EXTRACTED DATA:
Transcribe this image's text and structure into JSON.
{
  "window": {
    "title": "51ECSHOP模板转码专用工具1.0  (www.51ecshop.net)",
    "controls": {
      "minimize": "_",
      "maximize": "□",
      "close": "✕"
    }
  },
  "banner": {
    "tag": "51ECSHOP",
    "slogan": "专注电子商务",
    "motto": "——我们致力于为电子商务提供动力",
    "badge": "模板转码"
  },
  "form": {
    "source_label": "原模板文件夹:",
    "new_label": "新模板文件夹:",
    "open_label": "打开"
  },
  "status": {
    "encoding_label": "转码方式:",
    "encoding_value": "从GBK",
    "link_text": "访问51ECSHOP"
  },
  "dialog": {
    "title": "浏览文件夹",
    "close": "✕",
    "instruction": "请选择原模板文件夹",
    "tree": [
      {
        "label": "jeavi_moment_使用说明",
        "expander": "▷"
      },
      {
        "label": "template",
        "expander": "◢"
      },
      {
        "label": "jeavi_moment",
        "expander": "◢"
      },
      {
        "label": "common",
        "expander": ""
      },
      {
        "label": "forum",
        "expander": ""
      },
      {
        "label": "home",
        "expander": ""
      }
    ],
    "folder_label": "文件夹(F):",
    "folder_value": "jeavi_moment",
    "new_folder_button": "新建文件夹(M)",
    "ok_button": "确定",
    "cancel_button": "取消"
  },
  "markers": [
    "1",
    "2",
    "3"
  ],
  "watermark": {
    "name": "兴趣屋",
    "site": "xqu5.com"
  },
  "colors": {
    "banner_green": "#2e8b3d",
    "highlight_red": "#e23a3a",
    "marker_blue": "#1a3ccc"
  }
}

THE TASK:
Write the material out again in its entirety, exactly as shown.

FINAL ANSWER:
Transcribe this image's text and structure into JSON.
{
  "window": {
    "title": "51ECSHOP模板转码专用工具1.0  (www.51ecshop.net)",
    "controls": {
      "minimize": "_",
      "maximize": "□",
      "close": "✕"
    }
  },
  "banner": {
    "tag": "51ECSHOP",
    "slogan": "专注电子商务",
    "motto": "——我们致力于为电子商务提供动力",
    "badge": "模板转码"
  },
  "form": {
    "source_label": "原模板文件夹:",
    "new_label": "新模板文件夹:",
    "open_label": "打开"
  },
  "status": {
    "encoding_label": "转码方式:",
    "encoding_value": "从GBK",
    "link_text": "访问51ECSHOP"
  },
  "dialog": {
    "title": "浏览文件夹",
    "close": "✕",
    "instruction": "请选择原模板文件夹",
    "tree": [
      {
        "label": "jeavi_moment_使用说明",
        "expander": "▷"
      },
      {
        "label": "template",
        "expander": "◢"
      },
      {
        "label": "jeavi_moment",
        "expander": "◢"
      },
      {
        "label": "common",
        "expander": ""
      },
      {
        "label": "forum",
        "expander": ""
      },
      {
        "label": "home",
        "expander": ""
      }
    ],
    "folder_label": "文件夹(F):",
    "folder_value": "jeavi_moment",
    "new_folder_button": "新建文件夹(M)",
    "ok_button": "确定",
    "cancel_button": "取消"
  },
  "markers": [
    "1",
    "2",
    "3"
  ],
  "watermark": {
    "name": "兴趣屋",
    "site": "xqu5.com"
  },
  "colors": {
    "banner_green": "#2e8b3d",
    "highlight_red": "#e23a3a",
    "marker_blue": "#1a3ccc"
  }
}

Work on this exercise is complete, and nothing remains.